Excerpts from a figure dataset:
===
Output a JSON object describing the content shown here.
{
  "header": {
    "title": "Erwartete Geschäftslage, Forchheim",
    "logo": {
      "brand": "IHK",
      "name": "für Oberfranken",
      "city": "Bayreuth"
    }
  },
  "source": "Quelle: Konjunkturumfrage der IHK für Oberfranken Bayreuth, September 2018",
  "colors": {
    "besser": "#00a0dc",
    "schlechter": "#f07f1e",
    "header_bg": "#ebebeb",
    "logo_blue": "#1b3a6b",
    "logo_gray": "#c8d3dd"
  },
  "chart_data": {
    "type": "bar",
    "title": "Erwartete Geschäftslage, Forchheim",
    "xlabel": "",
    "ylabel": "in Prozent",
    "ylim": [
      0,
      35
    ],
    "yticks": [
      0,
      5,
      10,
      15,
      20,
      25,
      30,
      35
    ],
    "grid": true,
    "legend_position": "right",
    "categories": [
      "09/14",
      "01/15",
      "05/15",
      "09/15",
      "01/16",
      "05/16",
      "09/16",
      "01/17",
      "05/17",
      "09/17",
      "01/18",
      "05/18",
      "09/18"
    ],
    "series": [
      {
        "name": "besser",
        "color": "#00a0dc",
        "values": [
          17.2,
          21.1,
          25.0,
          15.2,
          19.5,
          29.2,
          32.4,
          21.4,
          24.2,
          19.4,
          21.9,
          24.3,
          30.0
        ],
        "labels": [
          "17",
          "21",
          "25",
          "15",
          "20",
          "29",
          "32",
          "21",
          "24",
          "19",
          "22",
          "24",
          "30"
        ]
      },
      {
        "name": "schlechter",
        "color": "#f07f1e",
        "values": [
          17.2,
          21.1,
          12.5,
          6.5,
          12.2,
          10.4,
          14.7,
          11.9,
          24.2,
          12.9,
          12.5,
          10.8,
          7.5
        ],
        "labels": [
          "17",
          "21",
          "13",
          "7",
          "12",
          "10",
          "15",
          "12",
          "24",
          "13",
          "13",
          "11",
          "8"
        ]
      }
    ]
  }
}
===
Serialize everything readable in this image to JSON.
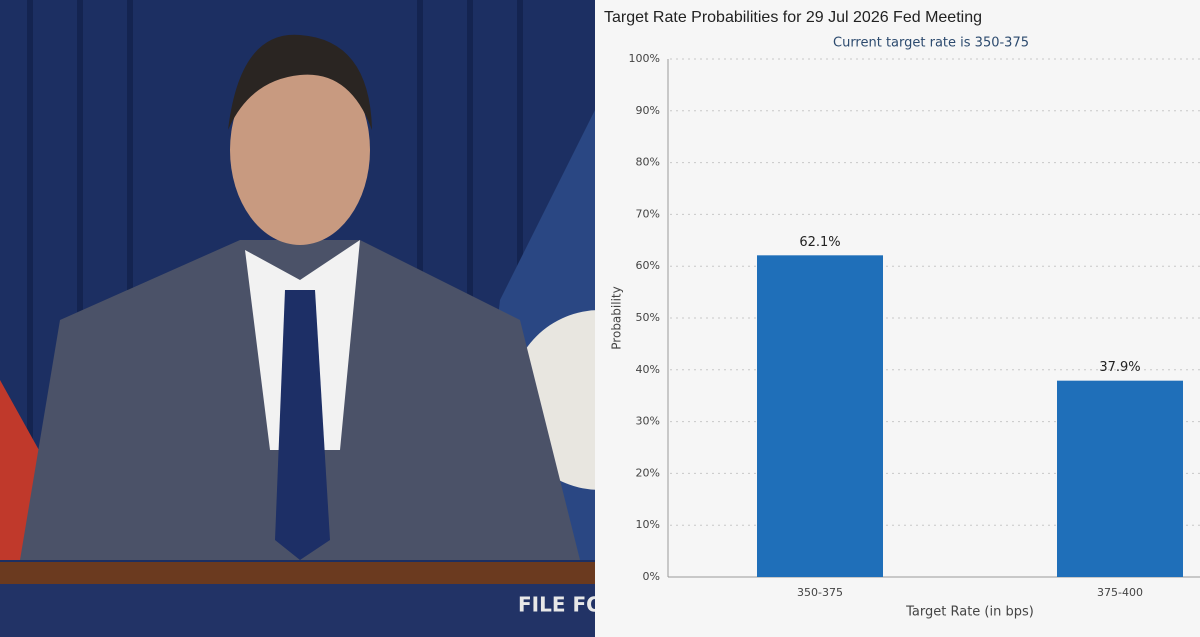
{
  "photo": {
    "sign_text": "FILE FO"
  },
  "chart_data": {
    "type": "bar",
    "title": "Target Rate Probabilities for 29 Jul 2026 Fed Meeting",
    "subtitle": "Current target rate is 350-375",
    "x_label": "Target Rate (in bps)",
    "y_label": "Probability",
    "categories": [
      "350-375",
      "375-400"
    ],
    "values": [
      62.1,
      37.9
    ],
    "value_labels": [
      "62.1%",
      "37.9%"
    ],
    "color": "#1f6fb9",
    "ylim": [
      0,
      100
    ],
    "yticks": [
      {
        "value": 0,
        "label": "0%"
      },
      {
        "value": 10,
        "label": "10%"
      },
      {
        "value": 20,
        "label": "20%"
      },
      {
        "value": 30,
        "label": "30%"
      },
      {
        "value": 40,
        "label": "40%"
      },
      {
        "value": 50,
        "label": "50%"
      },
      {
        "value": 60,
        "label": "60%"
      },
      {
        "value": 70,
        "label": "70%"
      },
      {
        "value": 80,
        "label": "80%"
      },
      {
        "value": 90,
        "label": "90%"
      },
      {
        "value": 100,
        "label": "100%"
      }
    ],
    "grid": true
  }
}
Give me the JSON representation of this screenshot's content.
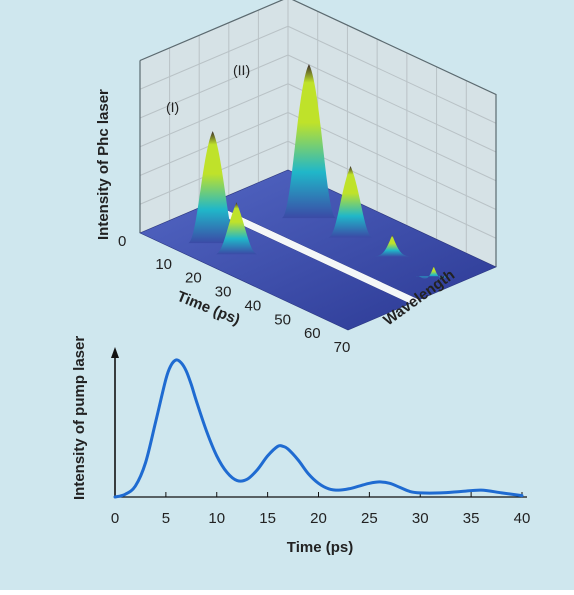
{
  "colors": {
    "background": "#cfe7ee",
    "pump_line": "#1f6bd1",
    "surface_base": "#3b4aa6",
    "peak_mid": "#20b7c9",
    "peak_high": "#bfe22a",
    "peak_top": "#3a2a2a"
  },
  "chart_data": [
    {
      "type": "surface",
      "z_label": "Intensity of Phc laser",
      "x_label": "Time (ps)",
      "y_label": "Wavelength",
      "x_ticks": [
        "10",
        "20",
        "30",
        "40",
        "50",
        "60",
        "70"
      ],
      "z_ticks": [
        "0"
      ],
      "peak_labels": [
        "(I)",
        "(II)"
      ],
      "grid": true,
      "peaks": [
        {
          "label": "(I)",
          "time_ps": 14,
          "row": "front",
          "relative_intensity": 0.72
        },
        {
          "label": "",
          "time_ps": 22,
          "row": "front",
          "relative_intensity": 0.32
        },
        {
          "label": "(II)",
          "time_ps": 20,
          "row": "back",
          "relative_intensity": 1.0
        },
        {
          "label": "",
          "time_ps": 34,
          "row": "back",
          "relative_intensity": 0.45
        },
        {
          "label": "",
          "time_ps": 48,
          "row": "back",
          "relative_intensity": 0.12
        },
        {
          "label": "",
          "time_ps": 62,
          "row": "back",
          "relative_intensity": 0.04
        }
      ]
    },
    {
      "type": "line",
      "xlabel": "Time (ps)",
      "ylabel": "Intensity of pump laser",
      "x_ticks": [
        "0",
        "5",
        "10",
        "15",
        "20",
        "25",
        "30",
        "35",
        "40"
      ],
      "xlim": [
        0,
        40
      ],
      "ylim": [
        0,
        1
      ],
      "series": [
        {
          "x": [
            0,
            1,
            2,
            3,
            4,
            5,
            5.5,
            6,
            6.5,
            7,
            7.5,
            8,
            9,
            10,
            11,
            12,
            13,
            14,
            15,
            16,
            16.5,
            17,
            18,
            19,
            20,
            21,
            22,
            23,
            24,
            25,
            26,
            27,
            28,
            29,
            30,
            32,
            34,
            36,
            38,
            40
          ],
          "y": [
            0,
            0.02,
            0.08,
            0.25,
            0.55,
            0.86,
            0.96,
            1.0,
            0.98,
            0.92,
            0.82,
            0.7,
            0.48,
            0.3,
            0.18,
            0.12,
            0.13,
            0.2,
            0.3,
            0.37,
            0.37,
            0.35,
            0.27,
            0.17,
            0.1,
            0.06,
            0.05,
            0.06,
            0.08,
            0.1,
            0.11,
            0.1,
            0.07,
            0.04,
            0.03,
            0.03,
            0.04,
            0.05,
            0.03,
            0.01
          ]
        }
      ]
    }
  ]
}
===
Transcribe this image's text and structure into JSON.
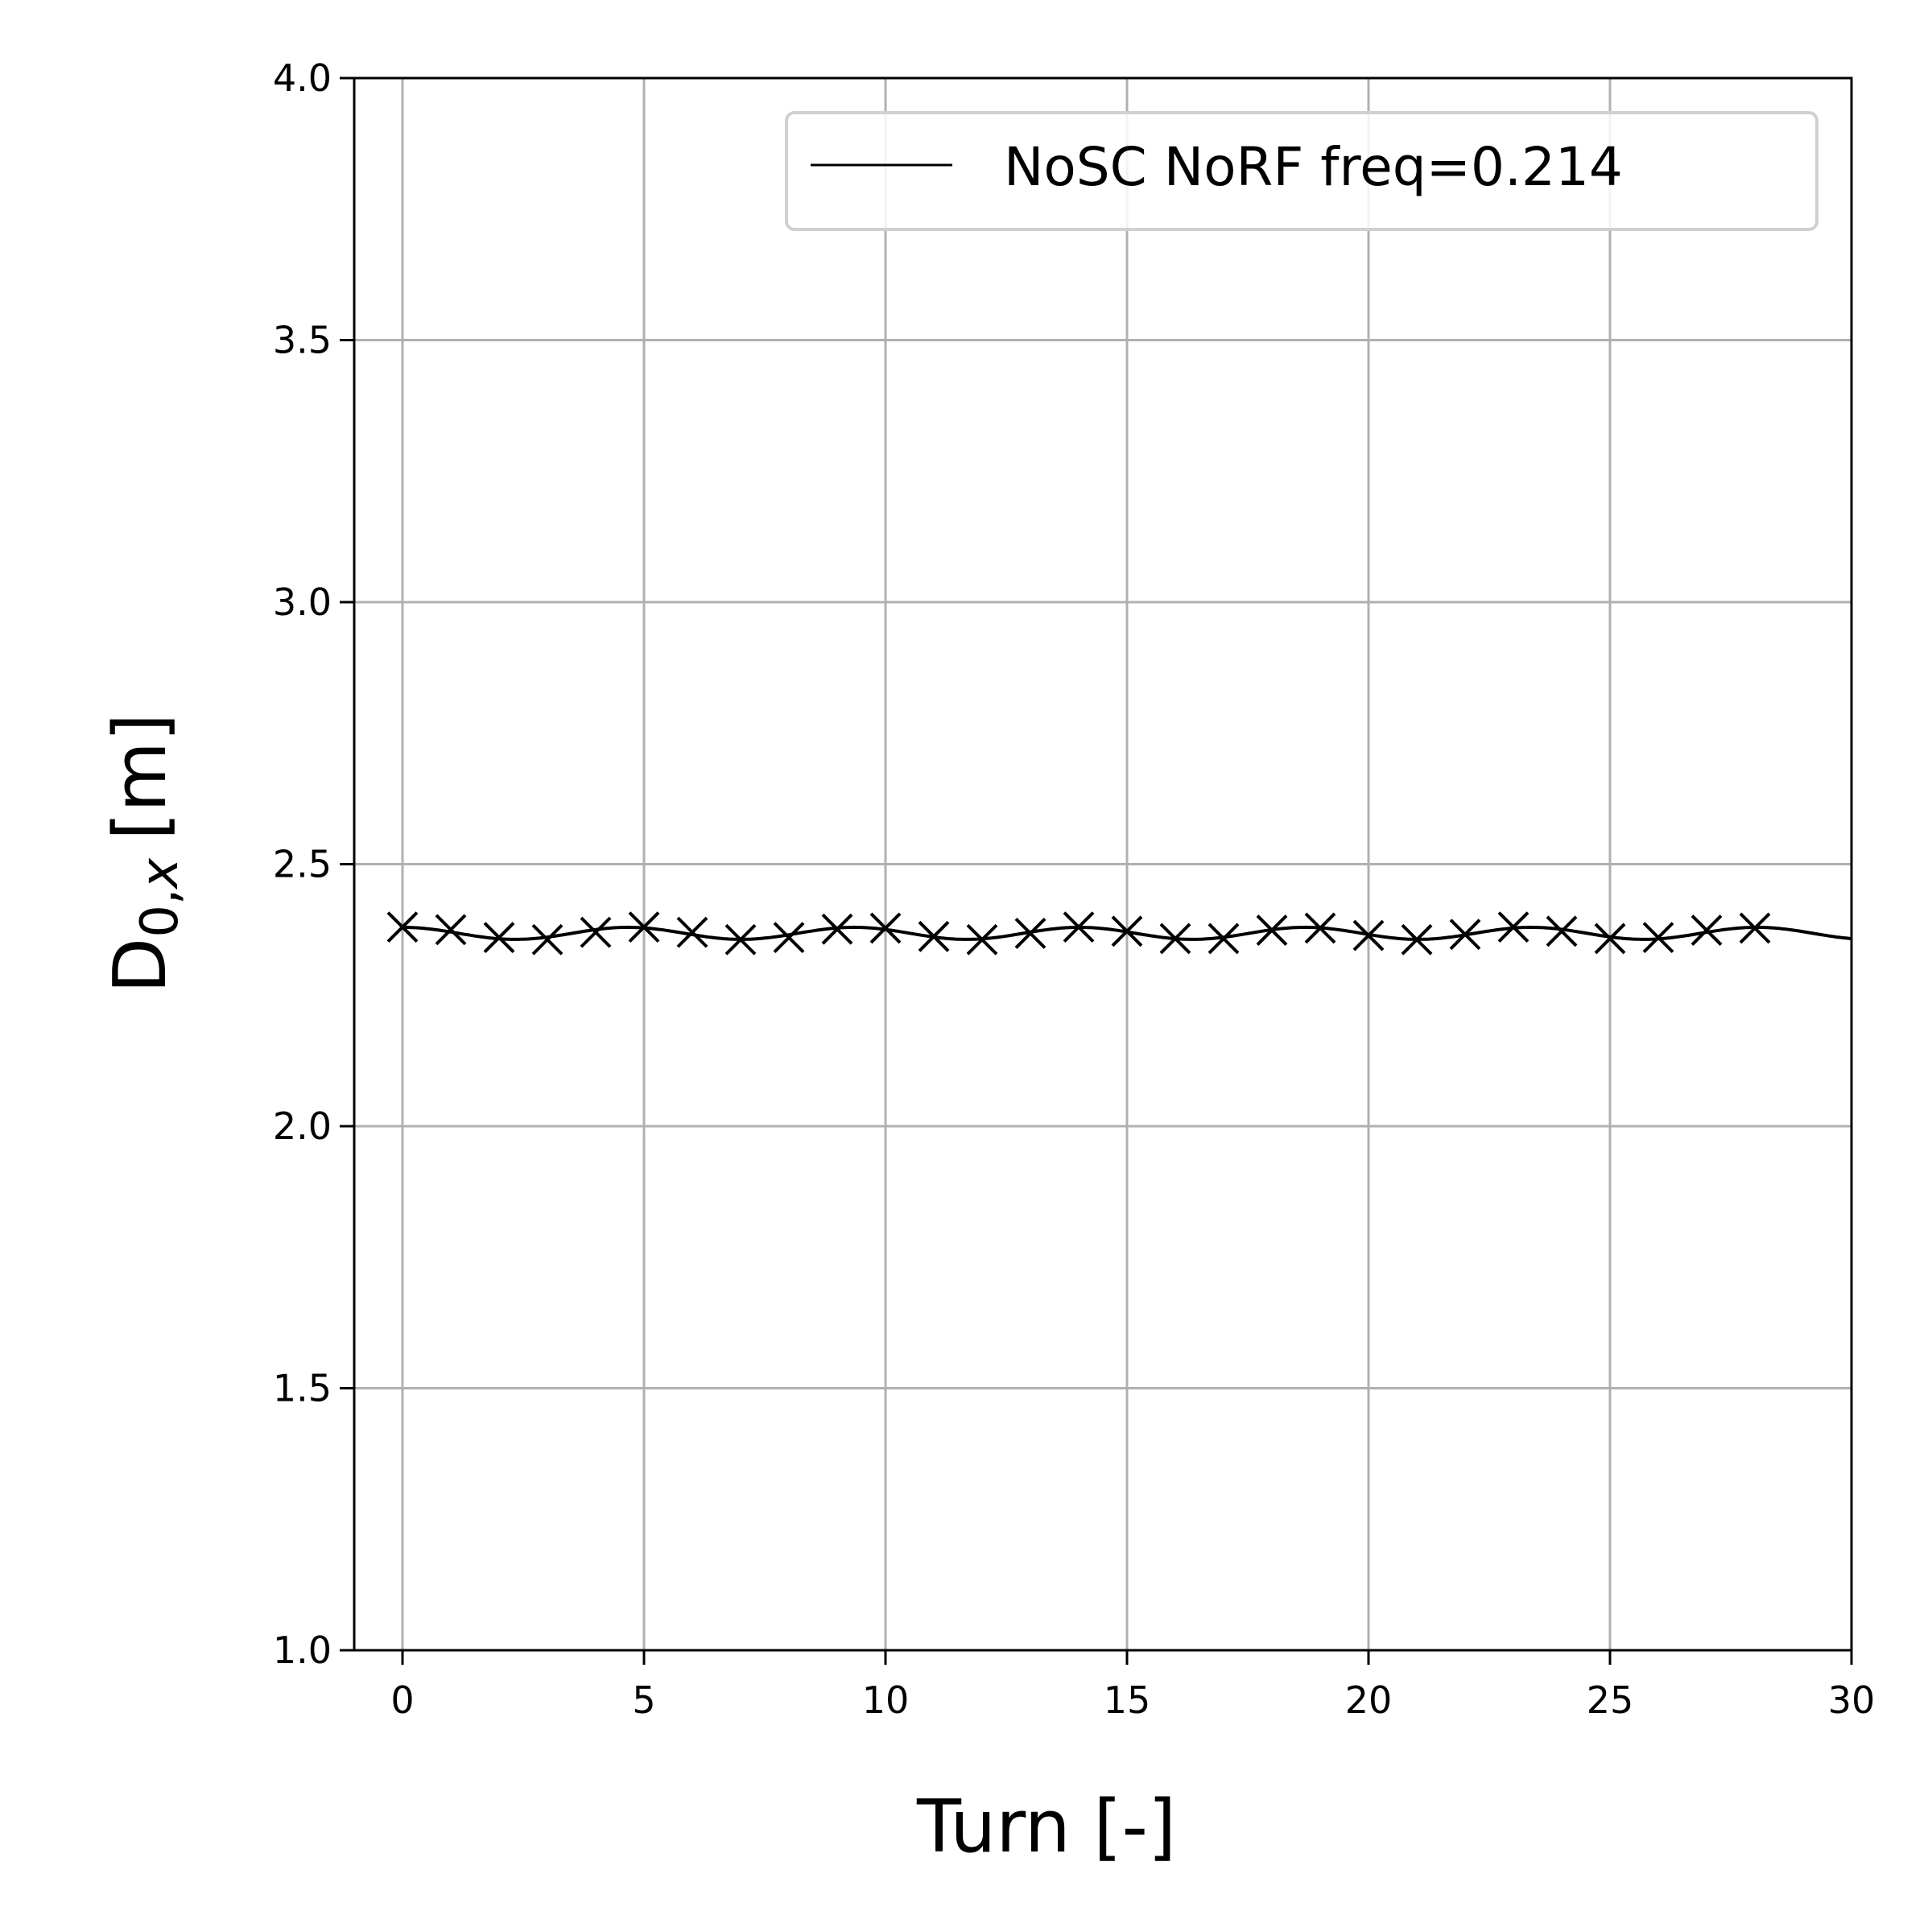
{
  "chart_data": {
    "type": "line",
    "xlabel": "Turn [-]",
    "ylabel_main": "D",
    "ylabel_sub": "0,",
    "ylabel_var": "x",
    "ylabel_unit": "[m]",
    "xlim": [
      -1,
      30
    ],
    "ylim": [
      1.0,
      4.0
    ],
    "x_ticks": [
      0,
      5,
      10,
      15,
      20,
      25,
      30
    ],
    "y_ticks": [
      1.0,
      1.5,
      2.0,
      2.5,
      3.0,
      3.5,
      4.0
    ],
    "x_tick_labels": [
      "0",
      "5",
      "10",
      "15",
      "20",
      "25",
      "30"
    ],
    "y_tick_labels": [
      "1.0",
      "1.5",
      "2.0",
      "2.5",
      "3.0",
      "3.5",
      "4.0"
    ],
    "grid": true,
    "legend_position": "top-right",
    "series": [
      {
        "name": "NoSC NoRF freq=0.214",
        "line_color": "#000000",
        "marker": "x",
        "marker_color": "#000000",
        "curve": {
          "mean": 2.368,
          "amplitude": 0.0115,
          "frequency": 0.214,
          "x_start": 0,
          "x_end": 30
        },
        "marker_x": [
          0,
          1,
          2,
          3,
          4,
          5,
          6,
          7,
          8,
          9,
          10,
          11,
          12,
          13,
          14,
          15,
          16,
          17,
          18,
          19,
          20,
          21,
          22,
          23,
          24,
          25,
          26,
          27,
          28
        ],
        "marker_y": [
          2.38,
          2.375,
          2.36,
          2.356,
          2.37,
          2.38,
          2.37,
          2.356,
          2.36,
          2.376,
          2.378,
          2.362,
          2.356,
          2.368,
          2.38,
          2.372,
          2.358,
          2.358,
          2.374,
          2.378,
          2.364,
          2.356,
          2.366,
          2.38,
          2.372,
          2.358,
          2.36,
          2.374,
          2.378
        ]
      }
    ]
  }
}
===
EXERCISE INSTRUCTIONS:
In the entries above, count each line with "JSON"; reply with the total only.

WRITTEN SOLUTION:
4